__WRITTEN REQUEST__
Transcribe the entries that follow, word for word.

##### DATA ENTRIES

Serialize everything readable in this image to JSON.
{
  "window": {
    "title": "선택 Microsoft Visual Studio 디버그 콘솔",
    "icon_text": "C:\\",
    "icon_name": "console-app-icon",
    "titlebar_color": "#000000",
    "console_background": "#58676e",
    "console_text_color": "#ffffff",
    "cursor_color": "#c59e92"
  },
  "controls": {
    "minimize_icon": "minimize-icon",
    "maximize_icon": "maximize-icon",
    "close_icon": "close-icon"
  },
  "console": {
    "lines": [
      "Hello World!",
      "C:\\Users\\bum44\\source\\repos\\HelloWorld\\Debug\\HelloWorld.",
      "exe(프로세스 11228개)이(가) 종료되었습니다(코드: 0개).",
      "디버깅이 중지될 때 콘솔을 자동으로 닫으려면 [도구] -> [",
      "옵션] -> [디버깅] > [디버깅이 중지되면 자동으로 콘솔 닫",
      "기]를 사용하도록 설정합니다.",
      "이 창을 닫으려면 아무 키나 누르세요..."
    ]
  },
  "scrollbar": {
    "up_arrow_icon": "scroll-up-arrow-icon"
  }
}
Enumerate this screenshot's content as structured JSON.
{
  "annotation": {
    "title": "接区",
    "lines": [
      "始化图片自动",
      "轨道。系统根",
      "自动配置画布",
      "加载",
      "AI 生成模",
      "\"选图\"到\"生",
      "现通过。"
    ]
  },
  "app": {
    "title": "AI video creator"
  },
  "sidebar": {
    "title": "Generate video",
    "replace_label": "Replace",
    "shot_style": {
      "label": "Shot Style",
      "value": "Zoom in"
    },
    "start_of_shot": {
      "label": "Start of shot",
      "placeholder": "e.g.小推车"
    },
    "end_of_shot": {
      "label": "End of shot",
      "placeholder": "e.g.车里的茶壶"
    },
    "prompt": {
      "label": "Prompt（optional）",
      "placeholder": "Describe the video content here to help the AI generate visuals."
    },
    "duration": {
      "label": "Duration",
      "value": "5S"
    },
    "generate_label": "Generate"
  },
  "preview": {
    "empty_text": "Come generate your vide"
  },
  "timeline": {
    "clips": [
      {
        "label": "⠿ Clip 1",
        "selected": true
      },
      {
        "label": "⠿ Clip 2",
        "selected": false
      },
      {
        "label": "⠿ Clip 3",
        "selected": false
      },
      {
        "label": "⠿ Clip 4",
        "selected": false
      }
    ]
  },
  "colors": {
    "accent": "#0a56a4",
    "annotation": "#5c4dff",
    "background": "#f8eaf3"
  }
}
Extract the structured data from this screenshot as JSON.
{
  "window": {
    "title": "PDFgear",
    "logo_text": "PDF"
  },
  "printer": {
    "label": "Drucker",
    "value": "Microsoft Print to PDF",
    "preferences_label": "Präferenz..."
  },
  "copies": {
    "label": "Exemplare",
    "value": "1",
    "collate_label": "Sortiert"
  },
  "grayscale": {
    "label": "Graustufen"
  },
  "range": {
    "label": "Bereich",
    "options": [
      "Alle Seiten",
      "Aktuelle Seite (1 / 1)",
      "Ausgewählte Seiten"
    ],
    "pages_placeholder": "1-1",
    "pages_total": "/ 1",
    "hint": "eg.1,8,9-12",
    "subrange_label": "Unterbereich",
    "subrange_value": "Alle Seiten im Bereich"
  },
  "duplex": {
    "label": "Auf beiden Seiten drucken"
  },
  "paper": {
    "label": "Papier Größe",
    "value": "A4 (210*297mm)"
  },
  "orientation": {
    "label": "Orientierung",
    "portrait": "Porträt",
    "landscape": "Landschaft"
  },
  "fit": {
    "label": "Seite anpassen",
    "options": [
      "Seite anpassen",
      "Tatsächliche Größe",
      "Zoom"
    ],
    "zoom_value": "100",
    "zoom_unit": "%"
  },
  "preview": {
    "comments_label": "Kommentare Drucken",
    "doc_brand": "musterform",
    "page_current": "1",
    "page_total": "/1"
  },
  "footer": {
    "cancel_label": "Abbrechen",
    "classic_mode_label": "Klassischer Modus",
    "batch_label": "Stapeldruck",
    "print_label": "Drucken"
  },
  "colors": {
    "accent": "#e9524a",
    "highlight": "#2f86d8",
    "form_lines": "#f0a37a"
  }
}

##########

__OUTPUT__
Serialize everything readable in this image to JSON.
{
  "window": {
    "title": "선택 Microsoft Visual Studio 디버그 콘솔",
    "icon_text": "C:\\",
    "icon_name": "console-app-icon",
    "titlebar_color": "#000000",
    "console_background": "#58676e",
    "console_text_color": "#ffffff",
    "cursor_color": "#c59e92"
  },
  "controls": {
    "minimize_icon": "minimize-icon",
    "maximize_icon": "maximize-icon",
    "close_icon": "close-icon"
  },
  "console": {
    "lines": [
      "Hello World!",
      "C:\\Users\\bum44\\source\\repos\\HelloWorld\\Debug\\HelloWorld.",
      "exe(프로세스 11228개)이(가) 종료되었습니다(코드: 0개).",
      "디버깅이 중지될 때 콘솔을 자동으로 닫으려면 [도구] -> [",
      "옵션] -> [디버깅] > [디버깅이 중지되면 자동으로 콘솔 닫",
      "기]를 사용하도록 설정합니다.",
      "이 창을 닫으려면 아무 키나 누르세요..."
    ]
  },
  "scrollbar": {
    "up_arrow_icon": "scroll-up-arrow-icon"
  }
}
Enumerate this screenshot's content as structured JSON.
{
  "annotation": {
    "title": "接区",
    "lines": [
      "始化图片自动",
      "轨道。系统根",
      "自动配置画布",
      "加载",
      "AI 生成模",
      "\"选图\"到\"生",
      "现通过。"
    ]
  },
  "app": {
    "title": "AI video creator"
  },
  "sidebar": {
    "title": "Generate video",
    "replace_label": "Replace",
    "shot_style": {
      "label": "Shot Style",
      "value": "Zoom in"
    },
    "start_of_shot": {
      "label": "Start of shot",
      "placeholder": "e.g.小推车"
    },
    "end_of_shot": {
      "label": "End of shot",
      "placeholder": "e.g.车里的茶壶"
    },
    "prompt": {
      "label": "Prompt（optional）",
      "placeholder": "Describe the video content here to help the AI generate visuals."
    },
    "duration": {
      "label": "Duration",
      "value": "5S"
    },
    "generate_label": "Generate"
  },
  "preview": {
    "empty_text": "Come generate your vide"
  },
  "timeline": {
    "clips": [
      {
        "label": "⠿ Clip 1",
        "selected": true
      },
      {
        "label": "⠿ Clip 2",
        "selected": false
      },
      {
        "label": "⠿ Clip 3",
        "selected": false
      },
      {
        "label": "⠿ Clip 4",
        "selected": false
      }
    ]
  },
  "colors": {
    "accent": "#0a56a4",
    "annotation": "#5c4dff",
    "background": "#f8eaf3"
  }
}
Extract the structured data from this screenshot as JSON.
{
  "window": {
    "title": "PDFgear",
    "logo_text": "PDF"
  },
  "printer": {
    "label": "Drucker",
    "value": "Microsoft Print to PDF",
    "preferences_label": "Präferenz..."
  },
  "copies": {
    "label": "Exemplare",
    "value": "1",
    "collate_label": "Sortiert"
  },
  "grayscale": {
    "label": "Graustufen"
  },
  "range": {
    "label": "Bereich",
    "options": [
      "Alle Seiten",
      "Aktuelle Seite (1 / 1)",
      "Ausgewählte Seiten"
    ],
    "pages_placeholder": "1-1",
    "pages_total": "/ 1",
    "hint": "eg.1,8,9-12",
    "subrange_label": "Unterbereich",
    "subrange_value": "Alle Seiten im Bereich"
  },
  "duplex": {
    "label": "Auf beiden Seiten drucken"
  },
  "paper": {
    "label": "Papier Größe",
    "value": "A4 (210*297mm)"
  },
  "orientation": {
    "label": "Orientierung",
    "portrait": "Porträt",
    "landscape": "Landschaft"
  },
  "fit": {
    "label": "Seite anpassen",
    "options": [
      "Seite anpassen",
      "Tatsächliche Größe",
      "Zoom"
    ],
    "zoom_value": "100",
    "zoom_unit": "%"
  },
  "preview": {
    "comments_label": "Kommentare Drucken",
    "doc_brand": "musterform",
    "page_current": "1",
    "page_total": "/1"
  },
  "footer": {
    "cancel_label": "Abbrechen",
    "classic_mode_label": "Klassischer Modus",
    "batch_label": "Stapeldruck",
    "print_label": "Drucken"
  },
  "colors": {
    "accent": "#e9524a",
    "highlight": "#2f86d8",
    "form_lines": "#f0a37a"
  }
}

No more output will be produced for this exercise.